» **GOAL OF THE EXERCISE**: Would you retype every line below without changing anything?
START INPUT DATA
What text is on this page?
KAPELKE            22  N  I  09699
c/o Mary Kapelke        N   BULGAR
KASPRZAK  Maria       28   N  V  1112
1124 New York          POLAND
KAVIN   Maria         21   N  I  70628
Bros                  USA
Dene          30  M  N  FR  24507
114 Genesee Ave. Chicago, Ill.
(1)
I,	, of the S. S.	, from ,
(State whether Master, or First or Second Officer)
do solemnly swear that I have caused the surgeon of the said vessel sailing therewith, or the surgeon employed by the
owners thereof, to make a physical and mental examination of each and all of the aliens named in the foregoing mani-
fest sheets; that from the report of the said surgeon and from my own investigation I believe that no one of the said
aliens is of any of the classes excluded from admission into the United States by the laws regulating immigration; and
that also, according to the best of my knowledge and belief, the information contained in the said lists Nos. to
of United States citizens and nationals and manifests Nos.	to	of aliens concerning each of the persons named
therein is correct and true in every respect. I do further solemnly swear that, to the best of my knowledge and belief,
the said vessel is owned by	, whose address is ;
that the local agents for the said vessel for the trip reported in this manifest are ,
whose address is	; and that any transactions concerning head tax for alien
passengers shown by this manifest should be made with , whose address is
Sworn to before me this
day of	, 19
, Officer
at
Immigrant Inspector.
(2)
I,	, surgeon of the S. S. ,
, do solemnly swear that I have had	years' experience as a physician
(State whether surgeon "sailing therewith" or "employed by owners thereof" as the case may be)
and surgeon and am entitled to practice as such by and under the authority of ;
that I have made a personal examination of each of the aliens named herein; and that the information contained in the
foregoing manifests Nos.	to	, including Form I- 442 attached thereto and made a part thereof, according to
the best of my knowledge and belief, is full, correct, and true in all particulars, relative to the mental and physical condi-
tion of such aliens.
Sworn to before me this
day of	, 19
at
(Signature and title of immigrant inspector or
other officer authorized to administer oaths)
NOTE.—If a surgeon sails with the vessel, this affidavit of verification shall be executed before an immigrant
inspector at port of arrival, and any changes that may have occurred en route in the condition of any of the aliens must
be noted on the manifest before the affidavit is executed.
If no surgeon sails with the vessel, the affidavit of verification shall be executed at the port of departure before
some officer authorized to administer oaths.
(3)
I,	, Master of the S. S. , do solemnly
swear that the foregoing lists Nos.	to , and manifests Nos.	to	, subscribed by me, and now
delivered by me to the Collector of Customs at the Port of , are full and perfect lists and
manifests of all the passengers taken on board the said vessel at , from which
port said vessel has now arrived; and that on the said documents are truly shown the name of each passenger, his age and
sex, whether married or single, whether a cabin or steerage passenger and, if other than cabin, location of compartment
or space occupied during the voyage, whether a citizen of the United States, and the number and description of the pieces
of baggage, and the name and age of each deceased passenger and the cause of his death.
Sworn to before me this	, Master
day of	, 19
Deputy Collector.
END INPUT DATA
» **WRITTEN SOLUTION**:
What text is on this page?
KAPELKE            22  N  I  09699
c/o Mary Kapelke        N   BULGAR
KASPRZAK  Maria       28   N  V  1112
1124 New York          POLAND
KAVIN   Maria         21   N  I  70628
Bros                  USA
Dene          30  M  N  FR  24507
114 Genesee Ave. Chicago, Ill.
(1)
I,	, of the S. S.	, from ,
(State whether Master, or First or Second Officer)
do solemnly swear that I have caused the surgeon of the said vessel sailing therewith, or the surgeon employed by the
owners thereof, to make a physical and mental examination of each and all of the aliens named in the foregoing mani-
fest sheets; that from the report of the said surgeon and from my own investigation I believe that no one of the said
aliens is of any of the classes excluded from admission into the United States by the laws regulating immigration; and
that also, according to the best of my knowledge and belief, the information contained in the said lists Nos. to
of United States citizens and nationals and manifests Nos.	to	of aliens concerning each of the persons named
therein is correct and true in every respect. I do further solemnly swear that, to the best of my knowledge and belief,
the said vessel is owned by	, whose address is ;
that the local agents for the said vessel for the trip reported in this manifest are ,
whose address is	; and that any transactions concerning head tax for alien
passengers shown by this manifest should be made with , whose address is
Sworn to before me this
day of	, 19
, Officer
at
Immigrant Inspector.
(2)
I,	, surgeon of the S. S. ,
, do solemnly swear that I have had	years' experience as a physician
(State whether surgeon "sailing therewith" or "employed by owners thereof" as the case may be)
and surgeon and am entitled to practice as such by and under the authority of ;
that I have made a personal examination of each of the aliens named herein; and that the information contained in the
foregoing manifests Nos.	to	, including Form I- 442 attached thereto and made a part thereof, according to
the best of my knowledge and belief, is full, correct, and true in all particulars, relative to the mental and physical condi-
tion of such aliens.
Sworn to before me this
day of	, 19
at
(Signature and title of immigrant inspector or
other officer authorized to administer oaths)
NOTE.—If a surgeon sails with the vessel, this affidavit of verification shall be executed before an immigrant
inspector at port of arrival, and any changes that may have occurred en route in the condition of any of the aliens must
be noted on the manifest before the affidavit is executed.
If no surgeon sails with the vessel, the affidavit of verification shall be executed at the port of departure before
some officer authorized to administer oaths.
(3)
I,	, Master of the S. S. , do solemnly
swear that the foregoing lists Nos.	to , and manifests Nos.	to	, subscribed by me, and now
delivered by me to the Collector of Customs at the Port of , are full and perfect lists and
manifests of all the passengers taken on board the said vessel at , from which
port said vessel has now arrived; and that on the said documents are truly shown the name of each passenger, his age and
sex, whether married or single, whether a cabin or steerage passenger and, if other than cabin, location of compartment
or space occupied during the voyage, whether a citizen of the United States, and the number and description of the pieces
of baggage, and the name and age of each deceased passenger and the cause of his death.
Sworn to before me this	, Master
day of	, 19
Deputy Collector.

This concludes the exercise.